[Dataset entries]
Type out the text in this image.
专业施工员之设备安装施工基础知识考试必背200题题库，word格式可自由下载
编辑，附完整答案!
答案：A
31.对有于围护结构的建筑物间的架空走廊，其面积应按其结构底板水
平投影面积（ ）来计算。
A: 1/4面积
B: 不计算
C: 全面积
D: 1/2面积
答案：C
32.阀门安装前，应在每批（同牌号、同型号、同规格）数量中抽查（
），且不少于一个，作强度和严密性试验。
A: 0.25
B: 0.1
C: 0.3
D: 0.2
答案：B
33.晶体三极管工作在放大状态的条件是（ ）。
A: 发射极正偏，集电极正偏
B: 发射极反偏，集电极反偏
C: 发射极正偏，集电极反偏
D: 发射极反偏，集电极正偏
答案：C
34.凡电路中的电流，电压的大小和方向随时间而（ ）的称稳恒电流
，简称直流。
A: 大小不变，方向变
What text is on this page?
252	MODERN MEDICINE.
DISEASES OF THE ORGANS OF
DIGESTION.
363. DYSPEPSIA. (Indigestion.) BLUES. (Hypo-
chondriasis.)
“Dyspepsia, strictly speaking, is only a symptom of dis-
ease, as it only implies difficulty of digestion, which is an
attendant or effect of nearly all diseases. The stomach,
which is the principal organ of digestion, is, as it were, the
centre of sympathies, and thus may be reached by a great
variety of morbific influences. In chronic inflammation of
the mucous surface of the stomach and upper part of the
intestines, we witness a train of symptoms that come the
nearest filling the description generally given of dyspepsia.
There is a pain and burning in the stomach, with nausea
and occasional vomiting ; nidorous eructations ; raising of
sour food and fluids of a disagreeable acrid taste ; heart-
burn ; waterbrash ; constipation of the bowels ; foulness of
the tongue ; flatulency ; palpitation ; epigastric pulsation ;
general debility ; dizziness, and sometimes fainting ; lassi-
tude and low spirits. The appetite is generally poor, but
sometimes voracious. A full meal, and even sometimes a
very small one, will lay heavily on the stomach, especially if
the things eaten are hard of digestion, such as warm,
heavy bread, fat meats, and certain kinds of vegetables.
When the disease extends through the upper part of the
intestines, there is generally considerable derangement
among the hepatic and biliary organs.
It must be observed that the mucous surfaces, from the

### GIVEN INSTRUCTION
Extract every line above exactly as it stands.

### EXPECTED ANSWER
Type out the text in this image.
专业施工员之设备安装施工基础知识考试必背200题题库，word格式可自由下载
编辑，附完整答案!
答案：A
31.对有于围护结构的建筑物间的架空走廊，其面积应按其结构底板水
平投影面积（ ）来计算。
A: 1/4面积
B: 不计算
C: 全面积
D: 1/2面积
答案：C
32.阀门安装前，应在每批（同牌号、同型号、同规格）数量中抽查（
），且不少于一个，作强度和严密性试验。
A: 0.25
B: 0.1
C: 0.3
D: 0.2
答案：B
33.晶体三极管工作在放大状态的条件是（ ）。
A: 发射极正偏，集电极正偏
B: 发射极反偏，集电极反偏
C: 发射极正偏，集电极反偏
D: 发射极反偏，集电极正偏
答案：C
34.凡电路中的电流，电压的大小和方向随时间而（ ）的称稳恒电流
，简称直流。
A: 大小不变，方向变
What text is on this page?
252	MODERN MEDICINE.
DISEASES OF THE ORGANS OF
DIGESTION.
363. DYSPEPSIA. (Indigestion.) BLUES. (Hypo-
chondriasis.)
“Dyspepsia, strictly speaking, is only a symptom of dis-
ease, as it only implies difficulty of digestion, which is an
attendant or effect of nearly all diseases. The stomach,
which is the principal organ of digestion, is, as it were, the
centre of sympathies, and thus may be reached by a great
variety of morbific influences. In chronic inflammation of
the mucous surface of the stomach and upper part of the
intestines, we witness a train of symptoms that come the
nearest filling the description generally given of dyspepsia.
There is a pain and burning in the stomach, with nausea
and occasional vomiting ; nidorous eructations ; raising of
sour food and fluids of a disagreeable acrid taste ; heart-
burn ; waterbrash ; constipation of the bowels ; foulness of
the tongue ; flatulency ; palpitation ; epigastric pulsation ;
general debility ; dizziness, and sometimes fainting ; lassi-
tude and low spirits. The appetite is generally poor, but
sometimes voracious. A full meal, and even sometimes a
very small one, will lay heavily on the stomach, especially if
the things eaten are hard of digestion, such as warm,
heavy bread, fat meats, and certain kinds of vegetables.
When the disease extends through the upper part of the
intestines, there is generally considerable derangement
among the hepatic and biliary organs.
It must be observed that the mucous surfaces, from the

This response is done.